▸ DO THIS
Identify the lines bearing the string "Configuration" and gather them.

▸ EXERCISE MATERIALS
-------

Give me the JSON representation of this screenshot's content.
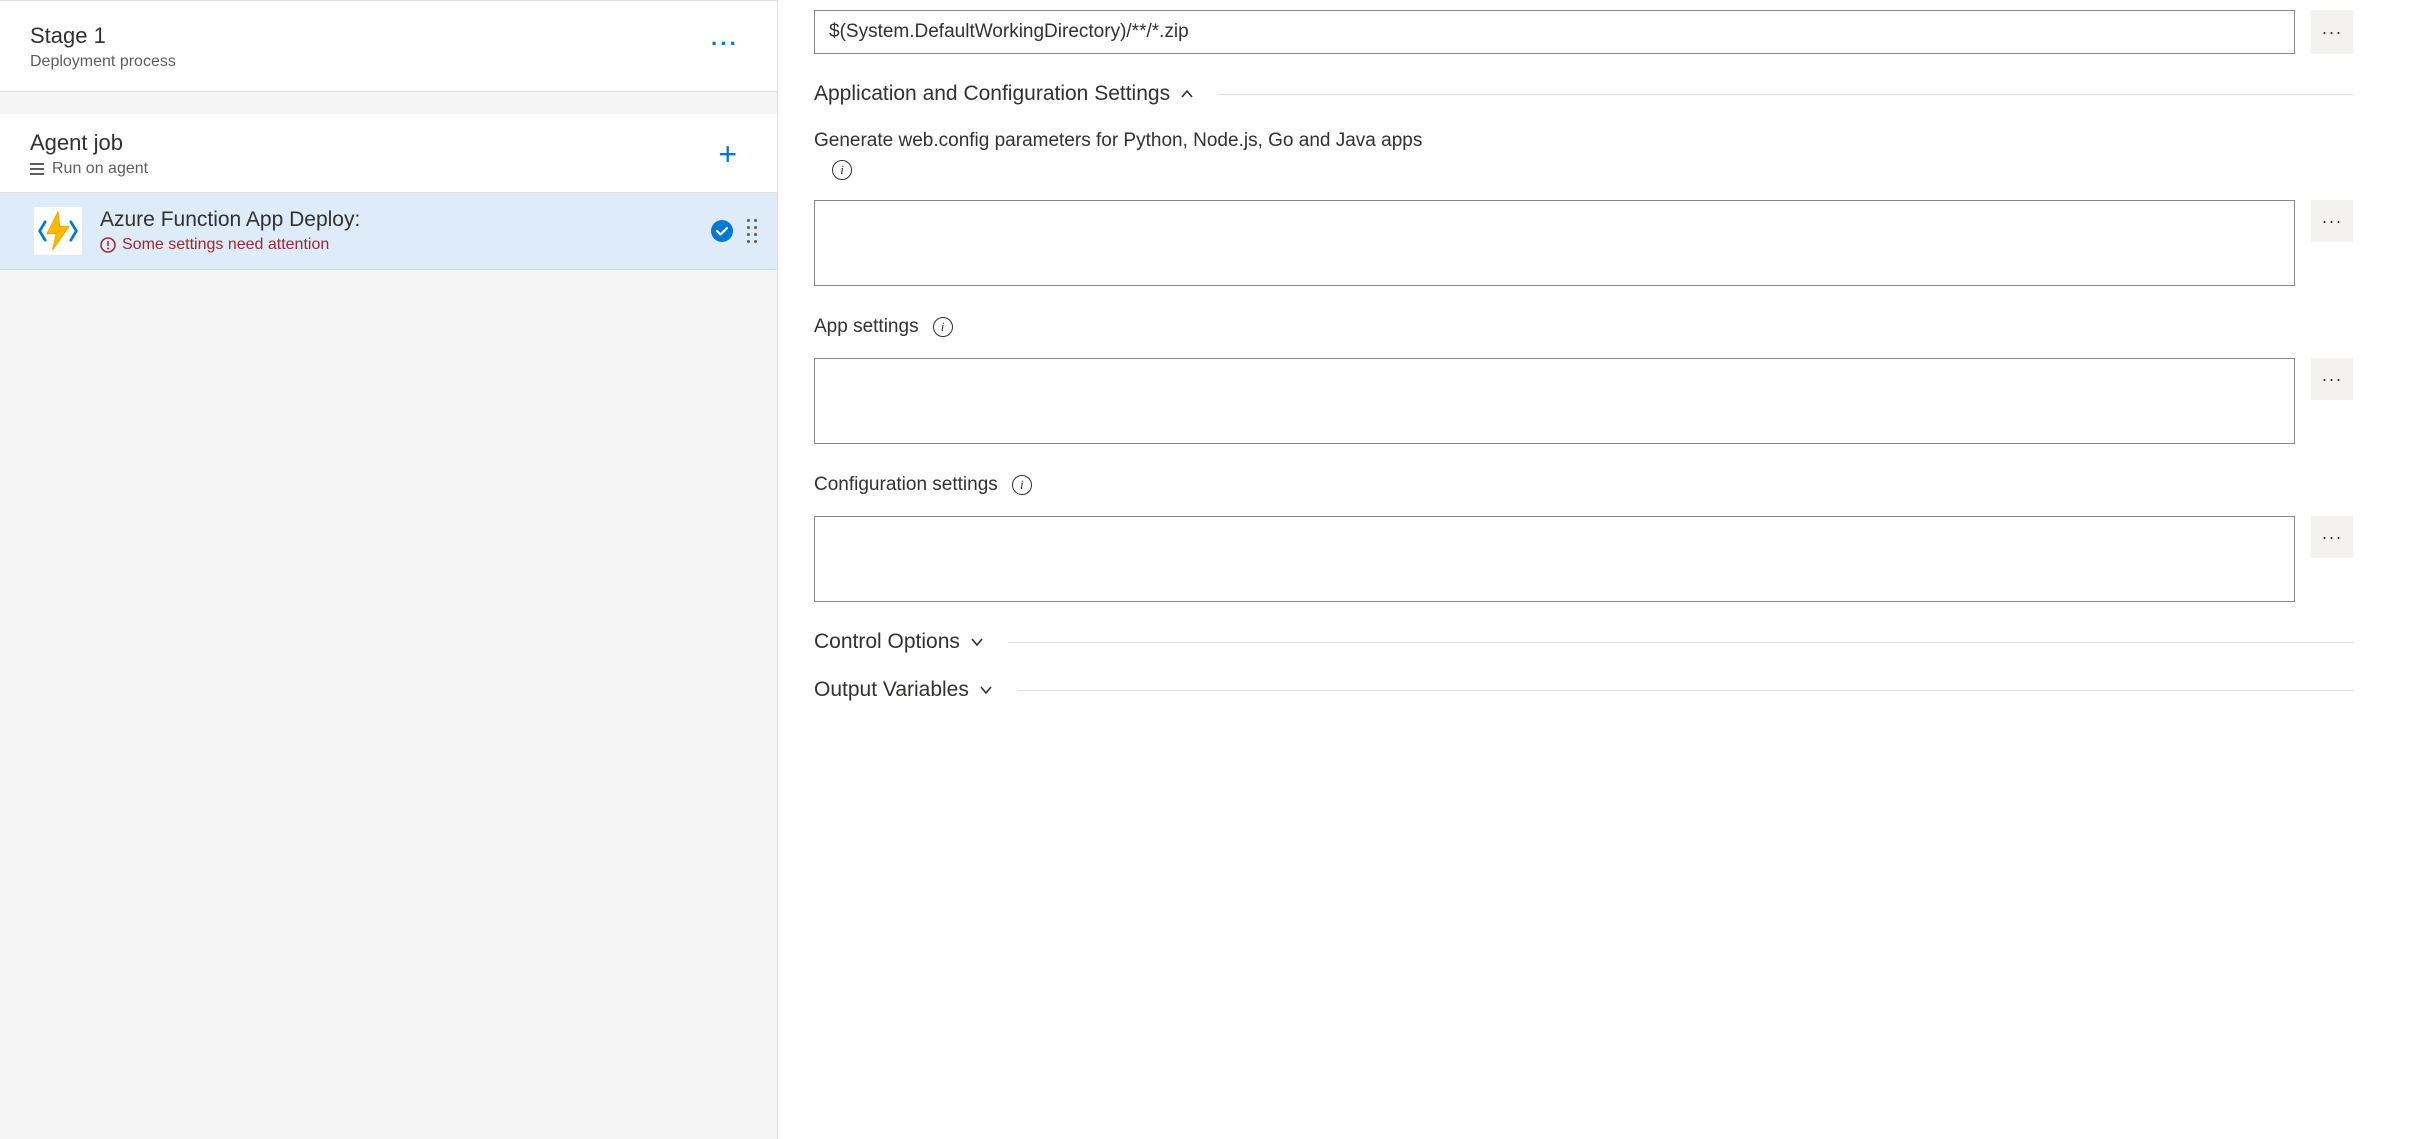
{
  "stage": {
    "title": "Stage 1",
    "subtitle": "Deployment process"
  },
  "job": {
    "title": "Agent job",
    "subtitle": "Run on agent"
  },
  "task": {
    "title": "Azure Function App Deploy:",
    "warning": "Some settings need attention"
  },
  "rightPanel": {
    "packagePath": "$(System.DefaultWorkingDirectory)/**/*.zip",
    "sections": {
      "appConfig": "Application and Configuration Settings",
      "controlOptions": "Control Options",
      "outputVariables": "Output Variables"
    },
    "fields": {
      "webConfig": "Generate web.config parameters for Python, Node.js, Go and Java apps",
      "appSettings": "App settings",
      "configSettings": "Configuration settings"
    },
    "values": {
      "webConfig": "",
      "appSettings": "",
      "configSettings": ""
    }
  }
}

-------

▸ RESULT OF THIS TASK
      "appConfig": "Application and Configuration Settings",
      "configSettings": "Configuration settings"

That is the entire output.